▶ [REQUIRED WORK]: Your answer should be a single number: the count of lines in the material below that hold "content".

[BEGIN LISTED ENTRIES]

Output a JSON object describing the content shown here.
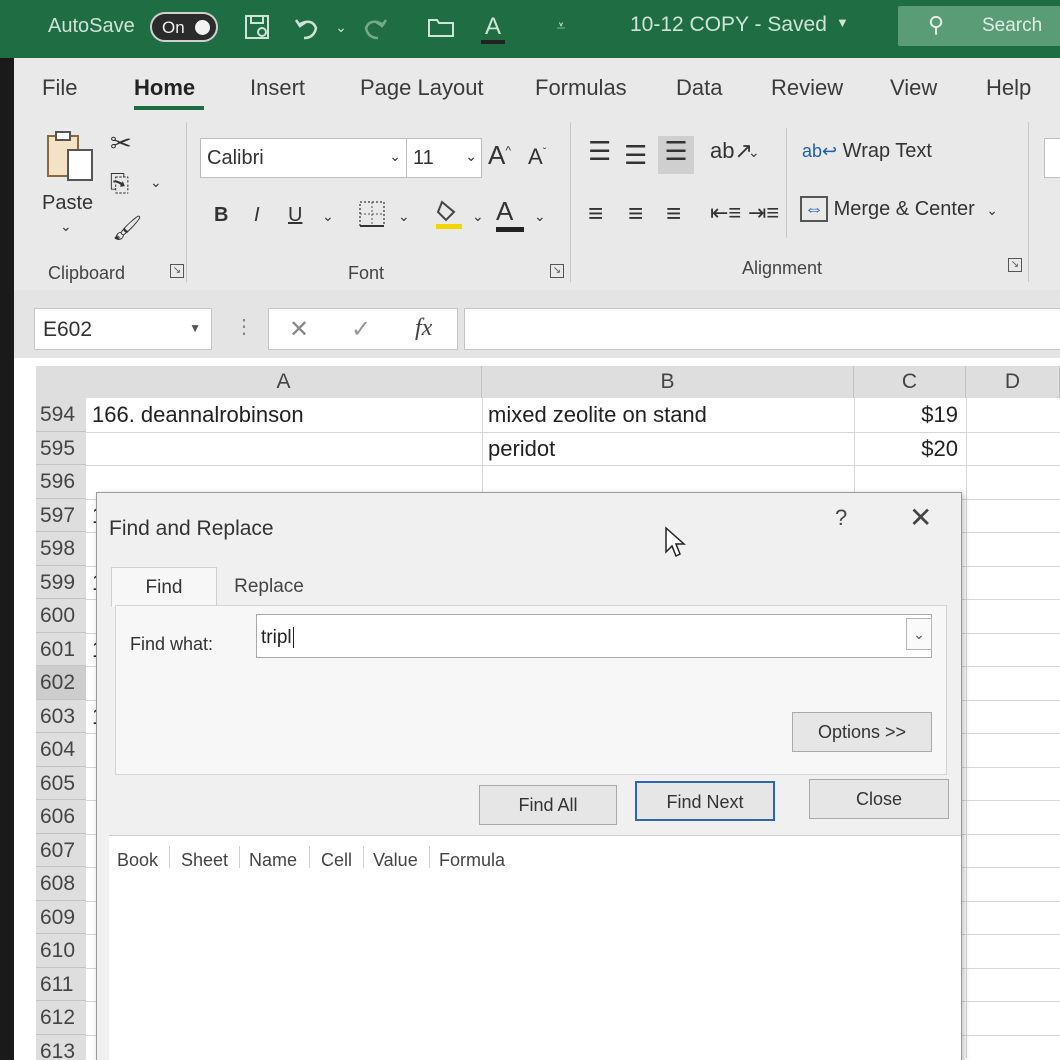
{
  "titlebar": {
    "autosave_label": "AutoSave",
    "autosave_state": "On",
    "doc_title": "10-12 COPY  -  Saved",
    "search_label": "Search",
    "font_color_letter": "A"
  },
  "ribbon": {
    "tabs": [
      "File",
      "Home",
      "Insert",
      "Page Layout",
      "Formulas",
      "Data",
      "Review",
      "View",
      "Help"
    ],
    "active_tab": "Home",
    "clipboard": {
      "paste_label": "Paste",
      "group_label": "Clipboard"
    },
    "font": {
      "font_name": "Calibri",
      "font_size": "11",
      "bold": "B",
      "italic": "I",
      "underline": "U",
      "grow": "A",
      "shrink": "A",
      "group_label": "Font",
      "highlight_color": "#f2d600",
      "font_color": "#c00000"
    },
    "alignment": {
      "wrap_text": "Wrap Text",
      "merge_center": "Merge & Center",
      "group_label": "Alignment"
    }
  },
  "formula_bar": {
    "name_box": "E602",
    "fx": "fx",
    "cancel": "✕",
    "enter": "✓",
    "more": "⋮",
    "content": ""
  },
  "grid": {
    "columns": [
      "A",
      "B",
      "C",
      "D"
    ],
    "rows": [
      {
        "num": "594",
        "a": "166. deannalrobinson",
        "b": "mixed zeolite on stand",
        "c": "$19"
      },
      {
        "num": "595",
        "a": "",
        "b": "peridot",
        "c": "$20"
      },
      {
        "num": "596",
        "a": "",
        "b": "",
        "c": ""
      },
      {
        "num": "597",
        "a": "1",
        "b": "",
        "c": ""
      },
      {
        "num": "598",
        "a": "",
        "b": "",
        "c": ""
      },
      {
        "num": "599",
        "a": "1",
        "b": "",
        "c": ""
      },
      {
        "num": "600",
        "a": "",
        "b": "",
        "c": ""
      },
      {
        "num": "601",
        "a": "1",
        "b": "",
        "c": ""
      },
      {
        "num": "602",
        "a": "",
        "b": "",
        "c": ""
      },
      {
        "num": "603",
        "a": "1",
        "b": "",
        "c": ""
      },
      {
        "num": "604",
        "a": "",
        "b": "",
        "c": ""
      },
      {
        "num": "605",
        "a": "",
        "b": "",
        "c": ""
      },
      {
        "num": "606",
        "a": "",
        "b": "",
        "c": ""
      },
      {
        "num": "607",
        "a": "",
        "b": "",
        "c": ""
      },
      {
        "num": "608",
        "a": "",
        "b": "",
        "c": ""
      },
      {
        "num": "609",
        "a": "",
        "b": "",
        "c": ""
      },
      {
        "num": "610",
        "a": "",
        "b": "",
        "c": ""
      },
      {
        "num": "611",
        "a": "",
        "b": "",
        "c": ""
      },
      {
        "num": "612",
        "a": "",
        "b": "",
        "c": ""
      },
      {
        "num": "613",
        "a": "",
        "b": "",
        "c": ""
      }
    ]
  },
  "dialog": {
    "title": "Find and Replace",
    "help": "?",
    "close": "✕",
    "tabs": [
      "Find",
      "Replace"
    ],
    "active_tab": "Find",
    "find_what_label": "Find what:",
    "find_what_value": "tripl",
    "options_button": "Options >>",
    "find_all_button": "Find All",
    "find_next_button": "Find Next",
    "close_button": "Close",
    "result_columns": [
      "Book",
      "Sheet",
      "Name",
      "Cell",
      "Value",
      "Formula"
    ]
  }
}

[END LISTED ENTRIES]

▶ [TASK ANSWER]: 2